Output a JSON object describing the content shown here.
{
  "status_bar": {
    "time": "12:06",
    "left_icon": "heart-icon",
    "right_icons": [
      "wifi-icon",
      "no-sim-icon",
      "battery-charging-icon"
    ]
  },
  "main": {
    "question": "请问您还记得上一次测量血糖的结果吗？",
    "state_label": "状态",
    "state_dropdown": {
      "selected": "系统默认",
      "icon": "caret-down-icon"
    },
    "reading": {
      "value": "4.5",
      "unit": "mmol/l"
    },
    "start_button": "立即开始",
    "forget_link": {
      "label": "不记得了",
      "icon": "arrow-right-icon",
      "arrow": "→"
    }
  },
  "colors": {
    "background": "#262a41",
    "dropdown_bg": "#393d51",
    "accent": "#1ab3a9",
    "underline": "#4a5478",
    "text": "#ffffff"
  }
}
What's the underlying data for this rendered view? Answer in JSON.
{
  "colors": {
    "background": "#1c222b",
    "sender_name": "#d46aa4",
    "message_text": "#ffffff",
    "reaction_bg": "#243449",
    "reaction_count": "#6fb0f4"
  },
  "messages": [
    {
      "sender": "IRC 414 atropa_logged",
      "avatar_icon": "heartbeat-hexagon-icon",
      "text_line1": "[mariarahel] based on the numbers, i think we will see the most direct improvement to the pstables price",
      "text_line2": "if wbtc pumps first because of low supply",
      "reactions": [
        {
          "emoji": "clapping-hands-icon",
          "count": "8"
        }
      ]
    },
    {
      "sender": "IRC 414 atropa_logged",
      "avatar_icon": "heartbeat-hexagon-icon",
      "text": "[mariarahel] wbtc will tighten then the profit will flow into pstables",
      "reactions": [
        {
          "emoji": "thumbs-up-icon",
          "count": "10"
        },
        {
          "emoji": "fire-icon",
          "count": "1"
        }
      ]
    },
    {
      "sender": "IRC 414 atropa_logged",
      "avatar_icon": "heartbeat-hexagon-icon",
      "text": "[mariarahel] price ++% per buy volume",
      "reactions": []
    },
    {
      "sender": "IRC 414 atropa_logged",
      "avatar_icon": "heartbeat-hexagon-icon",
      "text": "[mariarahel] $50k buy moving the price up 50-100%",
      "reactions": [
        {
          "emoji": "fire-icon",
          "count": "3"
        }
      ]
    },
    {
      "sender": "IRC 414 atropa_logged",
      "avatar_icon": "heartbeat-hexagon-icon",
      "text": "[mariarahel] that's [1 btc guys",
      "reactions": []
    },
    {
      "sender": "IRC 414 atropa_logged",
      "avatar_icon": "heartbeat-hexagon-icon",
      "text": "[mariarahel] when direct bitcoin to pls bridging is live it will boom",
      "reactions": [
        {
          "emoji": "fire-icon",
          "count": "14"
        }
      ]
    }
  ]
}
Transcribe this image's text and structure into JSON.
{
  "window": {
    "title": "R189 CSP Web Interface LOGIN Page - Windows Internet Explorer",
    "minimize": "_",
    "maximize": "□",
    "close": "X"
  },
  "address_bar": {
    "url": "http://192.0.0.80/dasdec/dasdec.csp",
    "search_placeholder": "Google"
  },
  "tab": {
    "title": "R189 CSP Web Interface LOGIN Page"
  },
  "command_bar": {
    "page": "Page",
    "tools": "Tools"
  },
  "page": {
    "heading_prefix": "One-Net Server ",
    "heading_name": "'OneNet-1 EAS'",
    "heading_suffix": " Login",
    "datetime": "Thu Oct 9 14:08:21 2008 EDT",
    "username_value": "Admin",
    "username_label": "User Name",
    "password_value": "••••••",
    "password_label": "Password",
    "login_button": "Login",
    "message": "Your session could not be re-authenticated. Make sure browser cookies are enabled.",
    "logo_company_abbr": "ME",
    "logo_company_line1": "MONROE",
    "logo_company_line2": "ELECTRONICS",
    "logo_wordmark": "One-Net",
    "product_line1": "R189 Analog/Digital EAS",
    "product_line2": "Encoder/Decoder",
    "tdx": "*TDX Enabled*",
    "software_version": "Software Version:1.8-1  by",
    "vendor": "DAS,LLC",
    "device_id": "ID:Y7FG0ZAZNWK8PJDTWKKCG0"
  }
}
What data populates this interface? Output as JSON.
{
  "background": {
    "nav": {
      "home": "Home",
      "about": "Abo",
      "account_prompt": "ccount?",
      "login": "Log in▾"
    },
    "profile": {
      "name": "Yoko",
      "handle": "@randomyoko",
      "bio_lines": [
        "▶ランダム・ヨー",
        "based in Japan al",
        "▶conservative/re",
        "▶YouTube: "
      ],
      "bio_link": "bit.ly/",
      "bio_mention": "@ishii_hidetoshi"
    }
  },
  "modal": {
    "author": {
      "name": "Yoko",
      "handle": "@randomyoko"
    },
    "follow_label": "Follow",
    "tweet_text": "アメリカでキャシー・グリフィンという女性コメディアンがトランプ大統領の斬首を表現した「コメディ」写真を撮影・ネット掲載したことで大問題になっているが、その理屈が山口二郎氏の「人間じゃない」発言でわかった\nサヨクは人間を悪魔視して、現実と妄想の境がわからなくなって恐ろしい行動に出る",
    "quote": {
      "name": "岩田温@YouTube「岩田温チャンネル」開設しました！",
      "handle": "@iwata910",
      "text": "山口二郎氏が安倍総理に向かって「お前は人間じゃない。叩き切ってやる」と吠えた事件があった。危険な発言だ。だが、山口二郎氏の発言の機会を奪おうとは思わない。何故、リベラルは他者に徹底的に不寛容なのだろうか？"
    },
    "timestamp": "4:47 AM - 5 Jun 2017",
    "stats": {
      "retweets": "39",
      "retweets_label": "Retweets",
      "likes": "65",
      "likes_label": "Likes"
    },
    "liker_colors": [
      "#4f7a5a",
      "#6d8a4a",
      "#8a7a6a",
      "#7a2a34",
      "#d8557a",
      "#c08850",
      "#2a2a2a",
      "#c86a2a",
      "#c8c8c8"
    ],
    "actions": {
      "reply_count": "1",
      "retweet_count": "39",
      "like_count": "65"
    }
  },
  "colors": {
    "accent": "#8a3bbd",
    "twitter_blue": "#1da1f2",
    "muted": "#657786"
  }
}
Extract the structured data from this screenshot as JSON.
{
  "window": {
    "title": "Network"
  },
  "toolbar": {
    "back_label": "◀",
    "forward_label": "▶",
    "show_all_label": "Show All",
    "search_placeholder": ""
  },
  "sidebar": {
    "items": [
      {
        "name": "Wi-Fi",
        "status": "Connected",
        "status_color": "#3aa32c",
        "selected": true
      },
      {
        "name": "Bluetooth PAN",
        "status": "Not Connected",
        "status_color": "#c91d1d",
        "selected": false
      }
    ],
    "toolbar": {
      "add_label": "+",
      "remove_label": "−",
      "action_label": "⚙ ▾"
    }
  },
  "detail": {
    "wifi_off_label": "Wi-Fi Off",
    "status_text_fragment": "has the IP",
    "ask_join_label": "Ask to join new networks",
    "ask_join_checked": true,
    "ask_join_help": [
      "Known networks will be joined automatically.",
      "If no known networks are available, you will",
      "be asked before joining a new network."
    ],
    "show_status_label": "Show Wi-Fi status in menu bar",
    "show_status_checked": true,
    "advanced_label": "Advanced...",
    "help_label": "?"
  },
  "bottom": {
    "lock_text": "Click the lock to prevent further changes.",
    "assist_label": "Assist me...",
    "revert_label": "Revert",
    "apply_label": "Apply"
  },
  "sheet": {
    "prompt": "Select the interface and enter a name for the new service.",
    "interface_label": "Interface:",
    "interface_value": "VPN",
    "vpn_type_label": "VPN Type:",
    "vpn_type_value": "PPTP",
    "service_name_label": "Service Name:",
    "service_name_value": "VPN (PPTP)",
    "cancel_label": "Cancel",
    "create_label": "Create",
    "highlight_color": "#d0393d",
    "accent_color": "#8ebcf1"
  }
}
• • • • • • •
» TASK STATEMENT: Set all of the records down again, exactly as they stand.

» RESULT FOR THIS TASK:
Output a JSON object describing the content shown here.
{
  "status_bar": {
    "time": "12:06",
    "left_icon": "heart-icon",
    "right_icons": [
      "wifi-icon",
      "no-sim-icon",
      "battery-charging-icon"
    ]
  },
  "main": {
    "question": "请问您还记得上一次测量血糖的结果吗？",
    "state_label": "状态",
    "state_dropdown": {
      "selected": "系统默认",
      "icon": "caret-down-icon"
    },
    "reading": {
      "value": "4.5",
      "unit": "mmol/l"
    },
    "start_button": "立即开始",
    "forget_link": {
      "label": "不记得了",
      "icon": "arrow-right-icon",
      "arrow": "→"
    }
  },
  "colors": {
    "background": "#262a41",
    "dropdown_bg": "#393d51",
    "accent": "#1ab3a9",
    "underline": "#4a5478",
    "text": "#ffffff"
  }
}
What's the underlying data for this rendered view? Answer in JSON.
{
  "colors": {
    "background": "#1c222b",
    "sender_name": "#d46aa4",
    "message_text": "#ffffff",
    "reaction_bg": "#243449",
    "reaction_count": "#6fb0f4"
  },
  "messages": [
    {
      "sender": "IRC 414 atropa_logged",
      "avatar_icon": "heartbeat-hexagon-icon",
      "text_line1": "[mariarahel] based on the numbers, i think we will see the most direct improvement to the pstables price",
      "text_line2": "if wbtc pumps first because of low supply",
      "reactions": [
        {
          "emoji": "clapping-hands-icon",
          "count": "8"
        }
      ]
    },
    {
      "sender": "IRC 414 atropa_logged",
      "avatar_icon": "heartbeat-hexagon-icon",
      "text": "[mariarahel] wbtc will tighten then the profit will flow into pstables",
      "reactions": [
        {
          "emoji": "thumbs-up-icon",
          "count": "10"
        },
        {
          "emoji": "fire-icon",
          "count": "1"
        }
      ]
    },
    {
      "sender": "IRC 414 atropa_logged",
      "avatar_icon": "heartbeat-hexagon-icon",
      "text": "[mariarahel] price ++% per buy volume",
      "reactions": []
    },
    {
      "sender": "IRC 414 atropa_logged",
      "avatar_icon": "heartbeat-hexagon-icon",
      "text": "[mariarahel] $50k buy moving the price up 50-100%",
      "reactions": [
        {
          "emoji": "fire-icon",
          "count": "3"
        }
      ]
    },
    {
      "sender": "IRC 414 atropa_logged",
      "avatar_icon": "heartbeat-hexagon-icon",
      "text": "[mariarahel] that's [1 btc guys",
      "reactions": []
    },
    {
      "sender": "IRC 414 atropa_logged",
      "avatar_icon": "heartbeat-hexagon-icon",
      "text": "[mariarahel] when direct bitcoin to pls bridging is live it will boom",
      "reactions": [
        {
          "emoji": "fire-icon",
          "count": "14"
        }
      ]
    }
  ]
}
Transcribe this image's text and structure into JSON.
{
  "window": {
    "title": "R189 CSP Web Interface LOGIN Page - Windows Internet Explorer",
    "minimize": "_",
    "maximize": "□",
    "close": "X"
  },
  "address_bar": {
    "url": "http://192.0.0.80/dasdec/dasdec.csp",
    "search_placeholder": "Google"
  },
  "tab": {
    "title": "R189 CSP Web Interface LOGIN Page"
  },
  "command_bar": {
    "page": "Page",
    "tools": "Tools"
  },
  "page": {
    "heading_prefix": "One-Net Server ",
    "heading_name": "'OneNet-1 EAS'",
    "heading_suffix": " Login",
    "datetime": "Thu Oct 9 14:08:21 2008 EDT",
    "username_value": "Admin",
    "username_label": "User Name",
    "password_value": "••••••",
    "password_label": "Password",
    "login_button": "Login",
    "message": "Your session could not be re-authenticated. Make sure browser cookies are enabled.",
    "logo_company_abbr": "ME",
    "logo_company_line1": "MONROE",
    "logo_company_line2": "ELECTRONICS",
    "logo_wordmark": "One-Net",
    "product_line1": "R189 Analog/Digital EAS",
    "product_line2": "Encoder/Decoder",
    "tdx": "*TDX Enabled*",
    "software_version": "Software Version:1.8-1  by",
    "vendor": "DAS,LLC",
    "device_id": "ID:Y7FG0ZAZNWK8PJDTWKKCG0"
  }
}
What data populates this interface? Output as JSON.
{
  "background": {
    "nav": {
      "home": "Home",
      "about": "Abo",
      "account_prompt": "ccount?",
      "login": "Log in▾"
    },
    "profile": {
      "name": "Yoko",
      "handle": "@randomyoko",
      "bio_lines": [
        "▶ランダム・ヨー",
        "based in Japan al",
        "▶conservative/re",
        "▶YouTube: "
      ],
      "bio_link": "bit.ly/",
      "bio_mention": "@ishii_hidetoshi"
    }
  },
  "modal": {
    "author": {
      "name": "Yoko",
      "handle": "@randomyoko"
    },
    "follow_label": "Follow",
    "tweet_text": "アメリカでキャシー・グリフィンという女性コメディアンがトランプ大統領の斬首を表現した「コメディ」写真を撮影・ネット掲載したことで大問題になっているが、その理屈が山口二郎氏の「人間じゃない」発言でわかった\nサヨクは人間を悪魔視して、現実と妄想の境がわからなくなって恐ろしい行動に出る",
    "quote": {
      "name": "岩田温@YouTube「岩田温チャンネル」開設しました！",
      "handle": "@iwata910",
      "text": "山口二郎氏が安倍総理に向かって「お前は人間じゃない。叩き切ってやる」と吠えた事件があった。危険な発言だ。だが、山口二郎氏の発言の機会を奪おうとは思わない。何故、リベラルは他者に徹底的に不寛容なのだろうか？"
    },
    "timestamp": "4:47 AM - 5 Jun 2017",
    "stats": {
      "retweets": "39",
      "retweets_label": "Retweets",
      "likes": "65",
      "likes_label": "Likes"
    },
    "liker_colors": [
      "#4f7a5a",
      "#6d8a4a",
      "#8a7a6a",
      "#7a2a34",
      "#d8557a",
      "#c08850",
      "#2a2a2a",
      "#c86a2a",
      "#c8c8c8"
    ],
    "actions": {
      "reply_count": "1",
      "retweet_count": "39",
      "like_count": "65"
    }
  },
  "colors": {
    "accent": "#8a3bbd",
    "twitter_blue": "#1da1f2",
    "muted": "#657786"
  }
}
Extract the structured data from this screenshot as JSON.
{
  "window": {
    "title": "Network"
  },
  "toolbar": {
    "back_label": "◀",
    "forward_label": "▶",
    "show_all_label": "Show All",
    "search_placeholder": ""
  },
  "sidebar": {
    "items": [
      {
        "name": "Wi-Fi",
        "status": "Connected",
        "status_color": "#3aa32c",
        "selected": true
      },
      {
        "name": "Bluetooth PAN",
        "status": "Not Connected",
        "status_color": "#c91d1d",
        "selected": false
      }
    ],
    "toolbar": {
      "add_label": "+",
      "remove_label": "−",
      "action_label": "⚙ ▾"
    }
  },
  "detail": {
    "wifi_off_label": "Wi-Fi Off",
    "status_text_fragment": "has the IP",
    "ask_join_label": "Ask to join new networks",
    "ask_join_checked": true,
    "ask_join_help": [
      "Known networks will be joined automatically.",
      "If no known networks are available, you will",
      "be asked before joining a new network."
    ],
    "show_status_label": "Show Wi-Fi status in menu bar",
    "show_status_checked": true,
    "advanced_label": "Advanced...",
    "help_label": "?"
  },
  "bottom": {
    "lock_text": "Click the lock to prevent further changes.",
    "assist_label": "Assist me...",
    "revert_label": "Revert",
    "apply_label": "Apply"
  },
  "sheet": {
    "prompt": "Select the interface and enter a name for the new service.",
    "interface_label": "Interface:",
    "interface_value": "VPN",
    "vpn_type_label": "VPN Type:",
    "vpn_type_value": "PPTP",
    "service_name_label": "Service Name:",
    "service_name_value": "VPN (PPTP)",
    "cancel_label": "Cancel",
    "create_label": "Create",
    "highlight_color": "#d0393d",
    "accent_color": "#8ebcf1"
  }
}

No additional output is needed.